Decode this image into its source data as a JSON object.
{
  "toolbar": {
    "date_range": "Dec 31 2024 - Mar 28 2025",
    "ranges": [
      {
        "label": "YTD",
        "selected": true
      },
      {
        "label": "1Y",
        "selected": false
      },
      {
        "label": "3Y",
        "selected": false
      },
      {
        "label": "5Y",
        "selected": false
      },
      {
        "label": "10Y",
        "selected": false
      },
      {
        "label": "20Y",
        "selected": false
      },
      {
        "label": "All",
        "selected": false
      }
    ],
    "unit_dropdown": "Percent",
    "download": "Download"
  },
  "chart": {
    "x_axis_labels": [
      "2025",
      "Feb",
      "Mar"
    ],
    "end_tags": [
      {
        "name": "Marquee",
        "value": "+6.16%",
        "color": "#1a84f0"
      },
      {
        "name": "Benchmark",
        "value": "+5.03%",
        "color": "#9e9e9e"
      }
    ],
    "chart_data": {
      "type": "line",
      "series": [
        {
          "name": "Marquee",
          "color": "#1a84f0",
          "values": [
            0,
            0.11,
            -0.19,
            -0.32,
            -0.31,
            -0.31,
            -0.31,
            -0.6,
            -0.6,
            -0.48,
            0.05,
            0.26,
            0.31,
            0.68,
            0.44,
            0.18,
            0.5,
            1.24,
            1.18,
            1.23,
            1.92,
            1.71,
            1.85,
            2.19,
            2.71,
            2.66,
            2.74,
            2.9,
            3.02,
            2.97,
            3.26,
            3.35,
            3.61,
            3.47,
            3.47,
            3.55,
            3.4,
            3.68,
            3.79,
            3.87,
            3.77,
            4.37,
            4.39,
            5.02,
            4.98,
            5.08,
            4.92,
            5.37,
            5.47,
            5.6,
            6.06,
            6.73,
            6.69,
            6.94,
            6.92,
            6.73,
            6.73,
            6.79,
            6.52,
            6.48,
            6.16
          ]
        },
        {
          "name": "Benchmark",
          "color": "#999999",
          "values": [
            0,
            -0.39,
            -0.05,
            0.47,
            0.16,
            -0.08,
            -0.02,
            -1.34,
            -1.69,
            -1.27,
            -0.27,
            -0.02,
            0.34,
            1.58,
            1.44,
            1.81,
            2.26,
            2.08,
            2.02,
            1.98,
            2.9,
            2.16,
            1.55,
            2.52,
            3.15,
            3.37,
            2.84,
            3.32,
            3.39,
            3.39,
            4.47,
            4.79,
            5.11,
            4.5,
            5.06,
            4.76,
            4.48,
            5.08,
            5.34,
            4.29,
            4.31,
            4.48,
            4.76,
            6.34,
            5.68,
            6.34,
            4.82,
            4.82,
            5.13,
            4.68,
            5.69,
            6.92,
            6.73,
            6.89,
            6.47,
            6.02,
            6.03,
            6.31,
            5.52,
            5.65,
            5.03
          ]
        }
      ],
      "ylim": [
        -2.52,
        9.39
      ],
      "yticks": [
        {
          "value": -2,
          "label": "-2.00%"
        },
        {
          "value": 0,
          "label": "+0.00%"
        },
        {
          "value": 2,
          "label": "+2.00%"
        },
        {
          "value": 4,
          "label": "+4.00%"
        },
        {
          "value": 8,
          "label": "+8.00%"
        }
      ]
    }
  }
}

## What needs to be done
Check each line of the records for the string "color" and state how many lines contain it. Give only the number.

## Exercise output
4